**Goal**
The records below are made of lines; count those holding the word "Commission" and give the number only.

**Records for this exercise**
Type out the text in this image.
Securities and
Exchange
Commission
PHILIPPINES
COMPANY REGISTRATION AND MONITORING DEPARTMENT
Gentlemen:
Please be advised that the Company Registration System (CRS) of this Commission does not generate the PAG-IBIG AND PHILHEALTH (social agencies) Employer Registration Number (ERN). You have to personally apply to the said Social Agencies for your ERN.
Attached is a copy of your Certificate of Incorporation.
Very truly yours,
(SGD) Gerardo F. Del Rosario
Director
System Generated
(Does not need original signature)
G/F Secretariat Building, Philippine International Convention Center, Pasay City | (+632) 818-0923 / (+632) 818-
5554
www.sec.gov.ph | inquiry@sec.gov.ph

**Solution to this task**
2